• _Exercise task_: Exactly as written, quote every line that follows, skipping the images.

Records from a collection:
-*-

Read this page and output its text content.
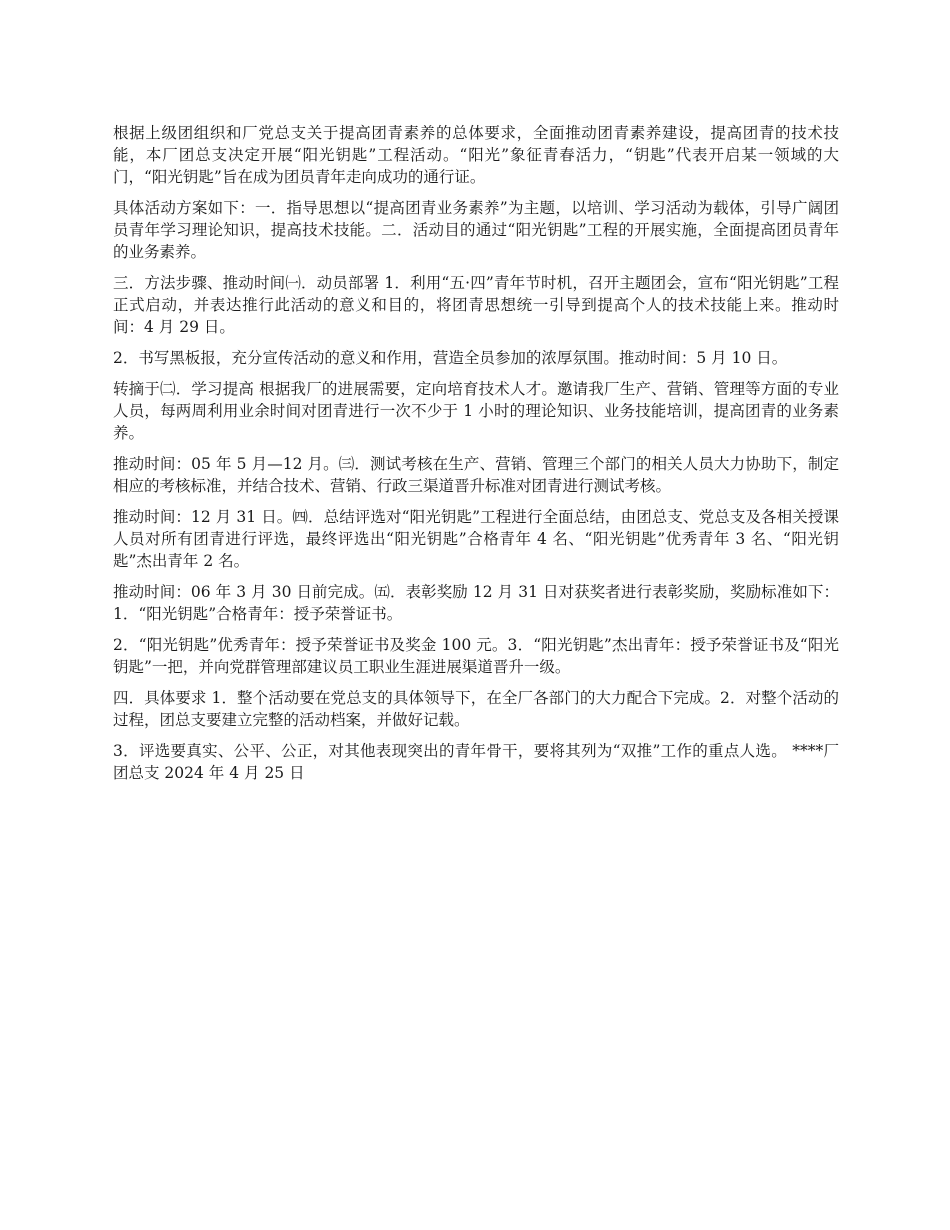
根据上级团组织和厂党总支关于提高团青素养的总体要求，全面推动团青素养建设，提高团青的技术技能，本厂团总支决定开展“阳光钥匙”工程活动。“阳光”象征青春活力，“钥匙”代表开启某一领域的大门，“阳光钥匙”旨在成为团员青年走向成功的通行证。

具体活动方案如下：一．指导思想以“提高团青业务素养”为主题，以培训、学习活动为载体，引导广阔团员青年学习理论知识，提高技术技能。二．活动目的通过“阳光钥匙”工程的开展实施，全面提高团员青年的业务素养。

三．方法步骤、推动时间㈠．动员部署 1．利用“五·四”青年节时机，召开主题团会，宣布“阳光钥匙”工程正式启动，并表达推行此活动的意义和目的，将团青思想统一引导到提高个人的技术技能上来。推动时间：4 月 29 日。

2．书写黑板报，充分宣传活动的意义和作用，营造全员参加的浓厚氛围。推动时间：5 月 10 日。

转摘于㈡．学习提高 根据我厂的进展需要，定向培育技术人才。邀请我厂生产、营销、管理等方面的专业人员，每两周利用业余时间对团青进行一次不少于 1 小时的理论知识、业务技能培训，提高团青的业务素养。

推动时间：05 年 5 月—12 月。㈢．测试考核在生产、营销、管理三个部门的相关人员大力协助下，制定相应的考核标准，并结合技术、营销、行政三渠道晋升标准对团青进行测试考核。

推动时间：12 月 31 日。㈣．总结评选对“阳光钥匙”工程进行全面总结，由团总支、党总支及各相关授课人员对所有团青进行评选，最终评选出“阳光钥匙”合格青年 4 名、“阳光钥匙”优秀青年 3 名、“阳光钥匙”杰出青年 2 名。

推动时间：06 年 3 月 30 日前完成。㈤．表彰奖励 12 月 31 日对获奖者进行表彰奖励，奖励标准如下：1．“阳光钥匙”合格青年：授予荣誉证书。

2．“阳光钥匙”优秀青年：授予荣誉证书及奖金 100 元。3．“阳光钥匙”杰出青年：授予荣誉证书及“阳光钥匙”一把，并向党群管理部建议员工职业生涯进展渠道晋升一级。

四．具体要求 1．整个活动要在党总支的具体领导下，在全厂各部门的大力配合下完成。2．对整个活动的过程，团总支要建立完整的活动档案，并做好记载。

3．评选要真实、公平、公正，对其他表现突出的青年骨干，要将其列为“双推”工作的重点人选。 ****厂团总支 2024 年 4 月 25 日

-*-

• _Solution below_:
Read this page and output its text content.
根据上级团组织和厂党总支关于提高团青素养的总体要求，全面推动团青素养建设，提高团青的技术技能，本厂团总支决定开展“阳光钥匙”工程活动。“阳光”象征青春活力，“钥匙”代表开启某一领域的大门，“阳光钥匙”旨在成为团员青年走向成功的通行证。

具体活动方案如下：一．指导思想以“提高团青业务素养”为主题，以培训、学习活动为载体，引导广阔团员青年学习理论知识，提高技术技能。二．活动目的通过“阳光钥匙”工程的开展实施，全面提高团员青年的业务素养。

三．方法步骤、推动时间㈠．动员部署 1．利用“五·四”青年节时机，召开主题团会，宣布“阳光钥匙”工程正式启动，并表达推行此活动的意义和目的，将团青思想统一引导到提高个人的技术技能上来。推动时间：4 月 29 日。

2．书写黑板报，充分宣传活动的意义和作用，营造全员参加的浓厚氛围。推动时间：5 月 10 日。

转摘于㈡．学习提高 根据我厂的进展需要，定向培育技术人才。邀请我厂生产、营销、管理等方面的专业人员，每两周利用业余时间对团青进行一次不少于 1 小时的理论知识、业务技能培训，提高团青的业务素养。

推动时间：05 年 5 月—12 月。㈢．测试考核在生产、营销、管理三个部门的相关人员大力协助下，制定相应的考核标准，并结合技术、营销、行政三渠道晋升标准对团青进行测试考核。

推动时间：12 月 31 日。㈣．总结评选对“阳光钥匙”工程进行全面总结，由团总支、党总支及各相关授课人员对所有团青进行评选，最终评选出“阳光钥匙”合格青年 4 名、“阳光钥匙”优秀青年 3 名、“阳光钥匙”杰出青年 2 名。

推动时间：06 年 3 月 30 日前完成。㈤．表彰奖励 12 月 31 日对获奖者进行表彰奖励，奖励标准如下：1．“阳光钥匙”合格青年：授予荣誉证书。

2．“阳光钥匙”优秀青年：授予荣誉证书及奖金 100 元。3．“阳光钥匙”杰出青年：授予荣誉证书及“阳光钥匙”一把，并向党群管理部建议员工职业生涯进展渠道晋升一级。

四．具体要求 1．整个活动要在党总支的具体领导下，在全厂各部门的大力配合下完成。2．对整个活动的过程，团总支要建立完整的活动档案，并做好记载。

3．评选要真实、公平、公正，对其他表现突出的青年骨干，要将其列为“双推”工作的重点人选。 ****厂团总支 2024 年 4 月 25 日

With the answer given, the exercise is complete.